** Start Material for this task **
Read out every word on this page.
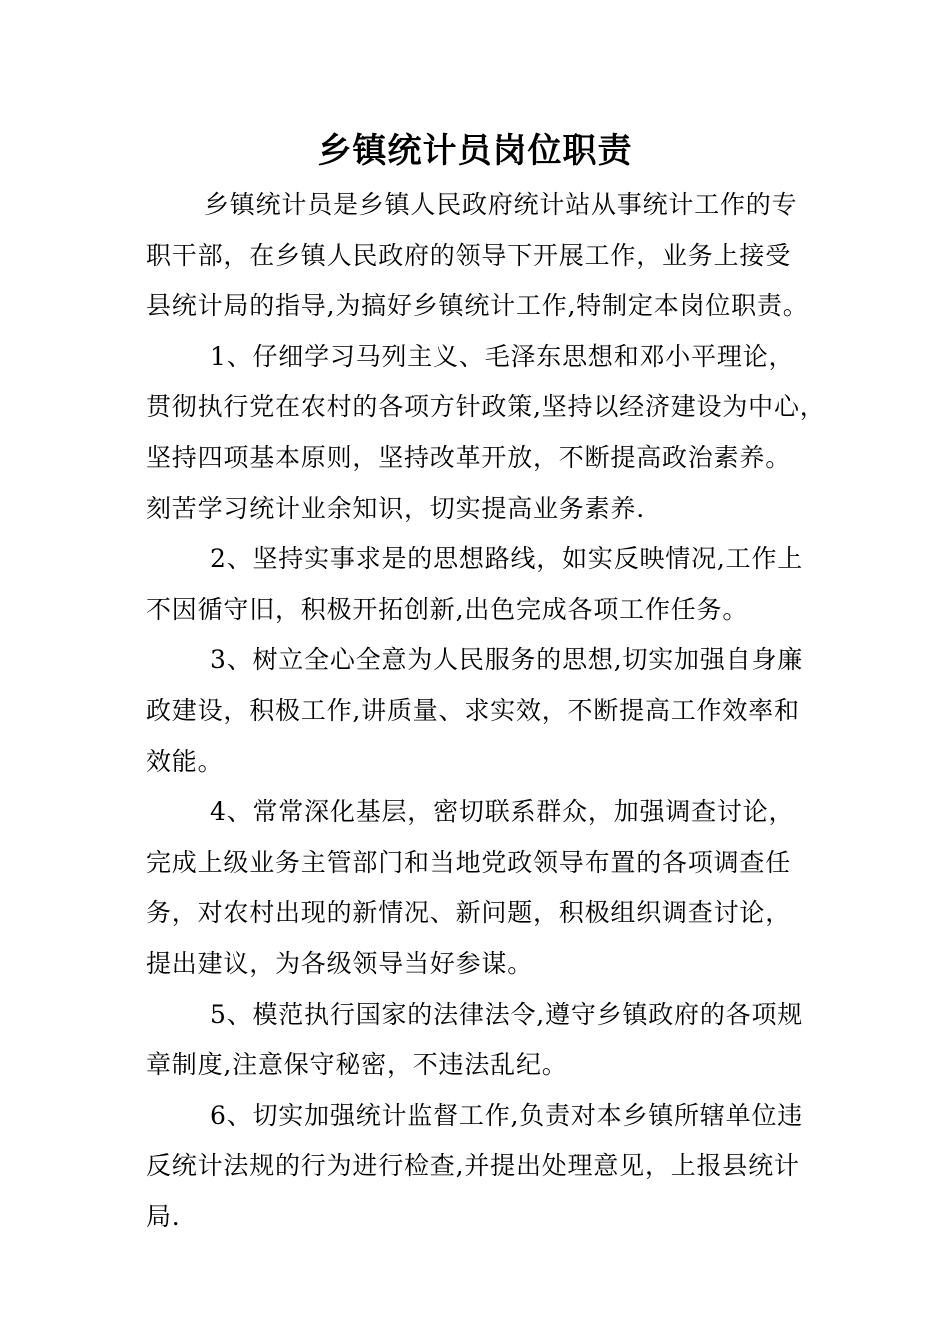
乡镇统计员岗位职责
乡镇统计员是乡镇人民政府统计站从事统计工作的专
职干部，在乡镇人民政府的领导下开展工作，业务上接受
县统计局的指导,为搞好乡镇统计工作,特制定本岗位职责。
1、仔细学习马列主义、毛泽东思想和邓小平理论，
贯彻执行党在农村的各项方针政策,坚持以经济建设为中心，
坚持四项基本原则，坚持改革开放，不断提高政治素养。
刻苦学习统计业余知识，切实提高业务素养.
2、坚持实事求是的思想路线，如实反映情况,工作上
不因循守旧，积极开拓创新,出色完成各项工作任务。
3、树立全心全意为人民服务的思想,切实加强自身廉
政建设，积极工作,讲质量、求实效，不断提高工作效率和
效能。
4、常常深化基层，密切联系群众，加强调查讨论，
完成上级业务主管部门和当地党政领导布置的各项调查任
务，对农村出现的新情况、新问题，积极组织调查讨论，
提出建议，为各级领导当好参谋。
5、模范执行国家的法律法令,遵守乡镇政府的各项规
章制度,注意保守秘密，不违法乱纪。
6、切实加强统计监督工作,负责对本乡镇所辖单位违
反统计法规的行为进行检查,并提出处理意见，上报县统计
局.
** End Material for this task **
** Start Material for this task **
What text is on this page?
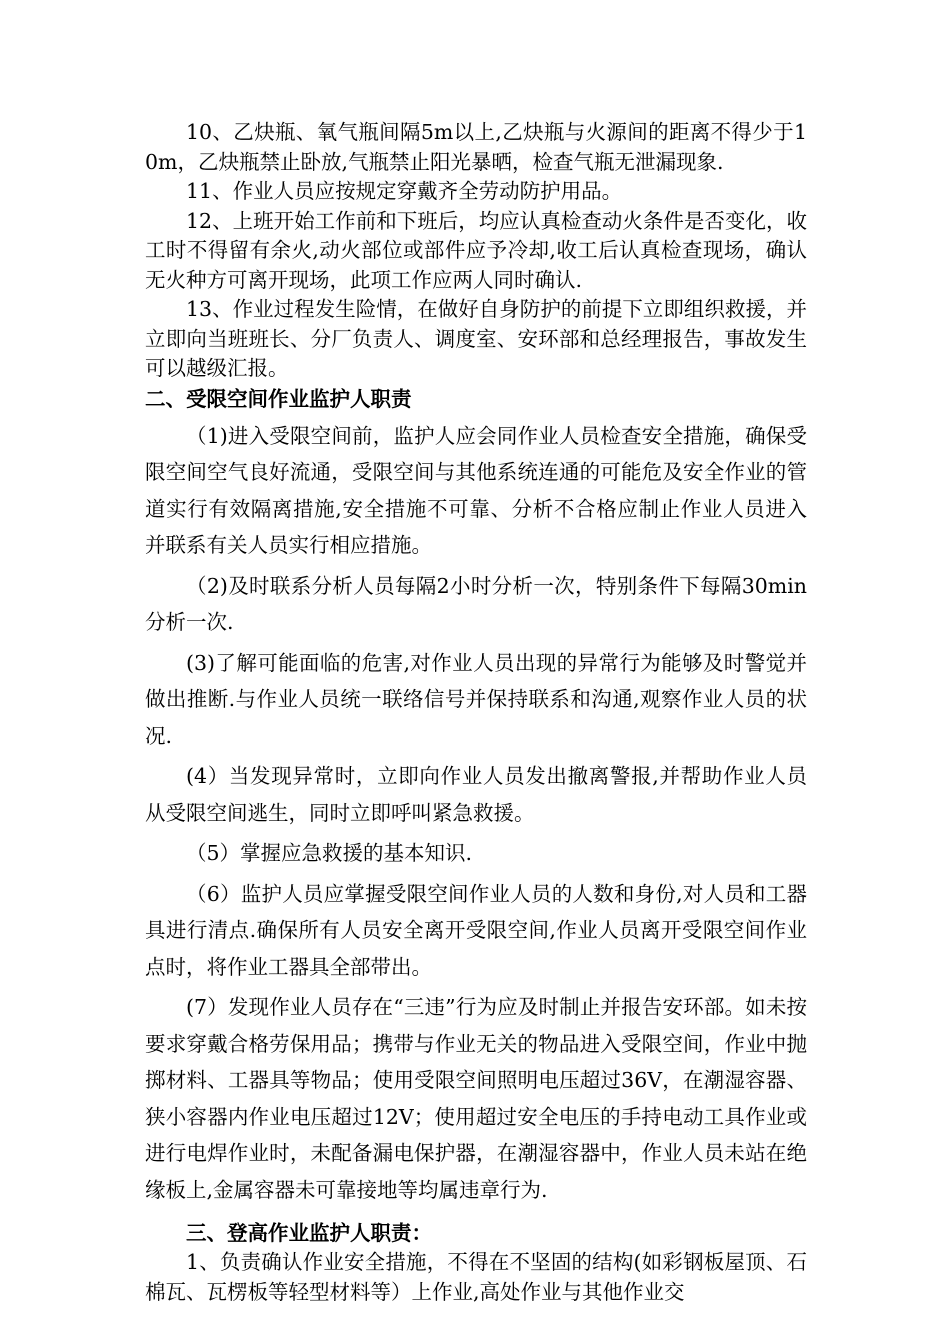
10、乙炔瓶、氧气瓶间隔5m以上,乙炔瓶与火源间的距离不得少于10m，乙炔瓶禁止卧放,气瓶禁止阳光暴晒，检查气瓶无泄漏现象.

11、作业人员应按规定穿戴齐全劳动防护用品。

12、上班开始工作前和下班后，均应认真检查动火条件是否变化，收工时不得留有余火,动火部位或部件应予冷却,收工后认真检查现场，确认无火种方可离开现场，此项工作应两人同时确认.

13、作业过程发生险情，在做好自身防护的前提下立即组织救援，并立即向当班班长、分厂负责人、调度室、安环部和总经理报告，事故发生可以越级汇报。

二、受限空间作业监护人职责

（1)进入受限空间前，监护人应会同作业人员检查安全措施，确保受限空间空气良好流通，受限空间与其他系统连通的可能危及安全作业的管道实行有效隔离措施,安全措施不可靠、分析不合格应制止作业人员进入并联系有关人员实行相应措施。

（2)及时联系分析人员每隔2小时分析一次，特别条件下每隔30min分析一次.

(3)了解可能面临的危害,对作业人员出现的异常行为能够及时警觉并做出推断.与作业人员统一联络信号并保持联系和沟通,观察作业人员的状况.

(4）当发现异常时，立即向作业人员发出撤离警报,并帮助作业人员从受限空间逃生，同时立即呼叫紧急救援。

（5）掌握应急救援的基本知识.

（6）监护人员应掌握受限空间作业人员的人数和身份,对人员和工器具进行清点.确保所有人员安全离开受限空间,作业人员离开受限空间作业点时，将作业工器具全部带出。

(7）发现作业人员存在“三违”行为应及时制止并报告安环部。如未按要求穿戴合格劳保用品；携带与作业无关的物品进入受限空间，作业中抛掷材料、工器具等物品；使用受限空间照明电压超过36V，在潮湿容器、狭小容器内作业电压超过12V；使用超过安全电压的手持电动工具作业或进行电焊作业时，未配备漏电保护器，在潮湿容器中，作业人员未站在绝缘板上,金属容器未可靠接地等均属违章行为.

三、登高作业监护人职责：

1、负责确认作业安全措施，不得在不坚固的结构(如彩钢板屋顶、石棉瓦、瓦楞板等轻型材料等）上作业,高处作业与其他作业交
** End Material for this task **
** Start Material for this task **
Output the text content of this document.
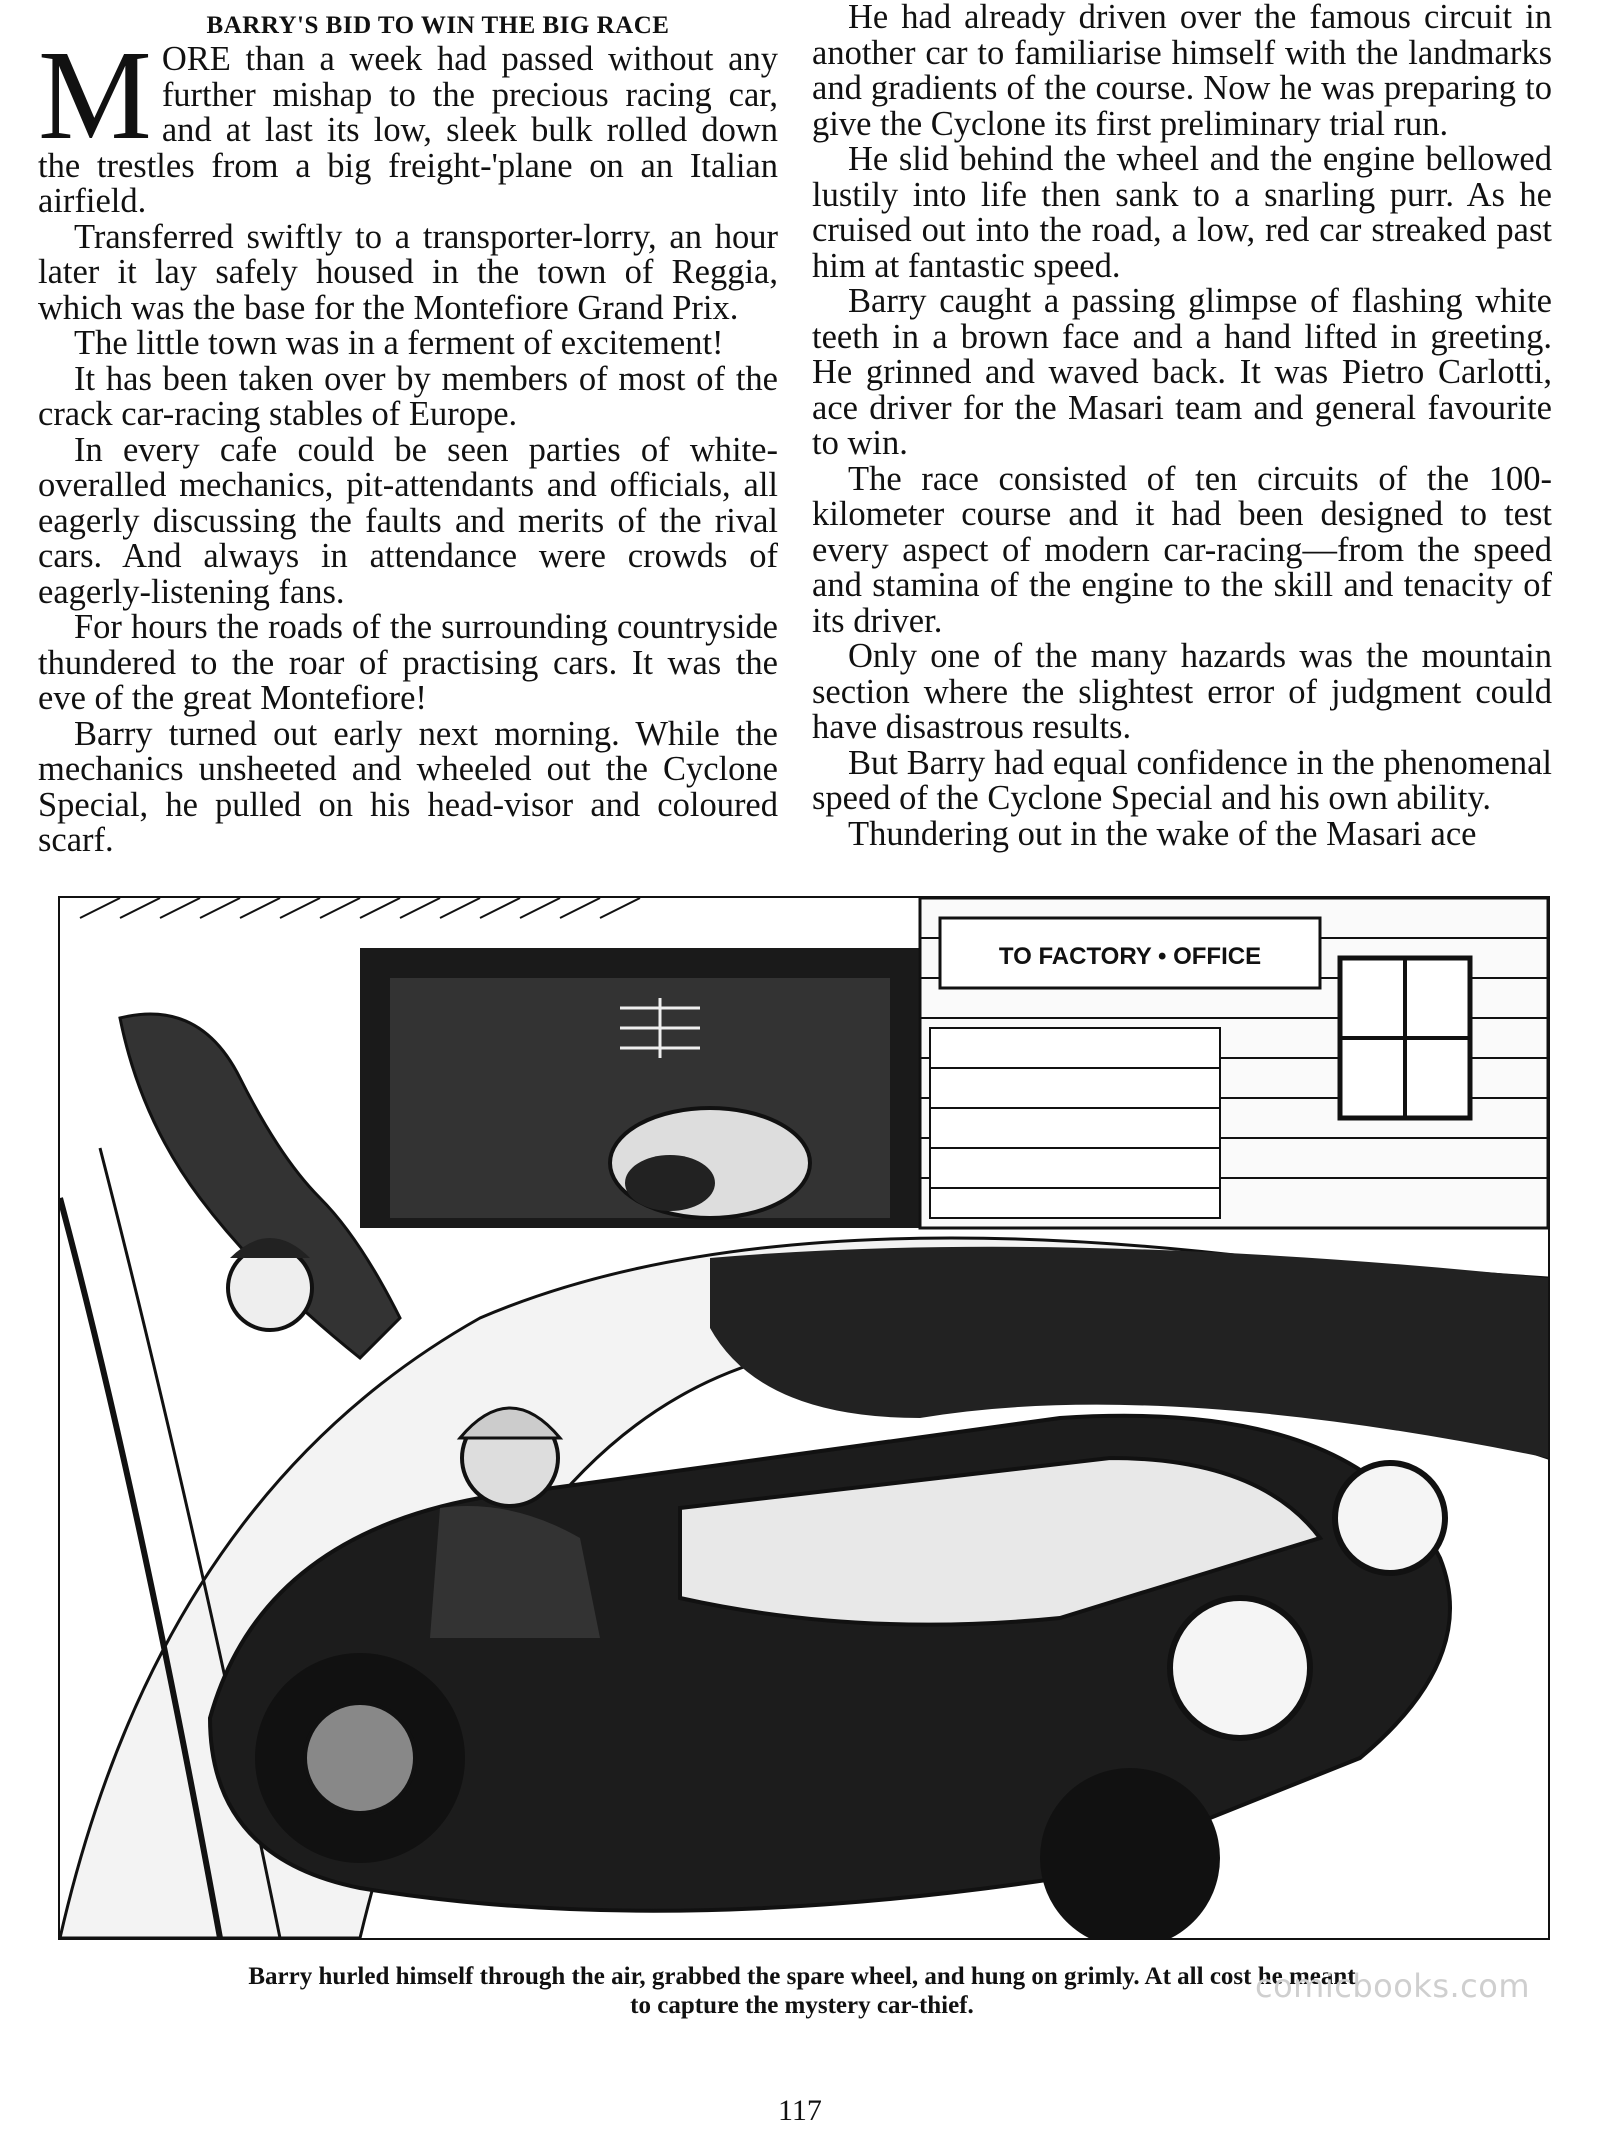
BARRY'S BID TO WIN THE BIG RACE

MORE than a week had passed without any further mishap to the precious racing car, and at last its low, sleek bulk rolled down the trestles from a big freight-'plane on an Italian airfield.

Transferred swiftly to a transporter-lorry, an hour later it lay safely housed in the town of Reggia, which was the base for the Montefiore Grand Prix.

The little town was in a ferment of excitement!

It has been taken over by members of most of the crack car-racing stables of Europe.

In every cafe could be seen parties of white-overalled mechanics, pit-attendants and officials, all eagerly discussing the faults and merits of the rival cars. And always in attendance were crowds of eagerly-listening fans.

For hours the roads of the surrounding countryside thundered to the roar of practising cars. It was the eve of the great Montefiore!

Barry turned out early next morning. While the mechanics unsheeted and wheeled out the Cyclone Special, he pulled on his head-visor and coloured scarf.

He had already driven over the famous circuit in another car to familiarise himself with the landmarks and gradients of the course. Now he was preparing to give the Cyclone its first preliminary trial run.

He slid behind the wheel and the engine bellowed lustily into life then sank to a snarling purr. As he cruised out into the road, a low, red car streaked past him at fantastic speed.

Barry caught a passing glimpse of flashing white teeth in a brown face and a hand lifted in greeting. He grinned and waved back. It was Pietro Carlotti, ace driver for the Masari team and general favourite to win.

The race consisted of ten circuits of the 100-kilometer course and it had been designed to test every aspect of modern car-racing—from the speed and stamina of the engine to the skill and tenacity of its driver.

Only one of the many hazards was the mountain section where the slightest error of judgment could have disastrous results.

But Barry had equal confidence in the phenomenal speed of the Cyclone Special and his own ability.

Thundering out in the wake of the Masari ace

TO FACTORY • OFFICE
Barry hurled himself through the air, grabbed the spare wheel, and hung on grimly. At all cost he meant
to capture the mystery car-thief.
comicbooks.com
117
** End Material for this task **
Using the listing above, pull out all lines that hold the word "been".

Exercise solution:
It has been taken over by members of most of the crack car-racing stables of Europe.
The race consisted of ten circuits of the 100-kilometer course and it had been designed to test every aspect of modern car-racing—from the speed and stamina of the engine to the skill and tenacity of its driver.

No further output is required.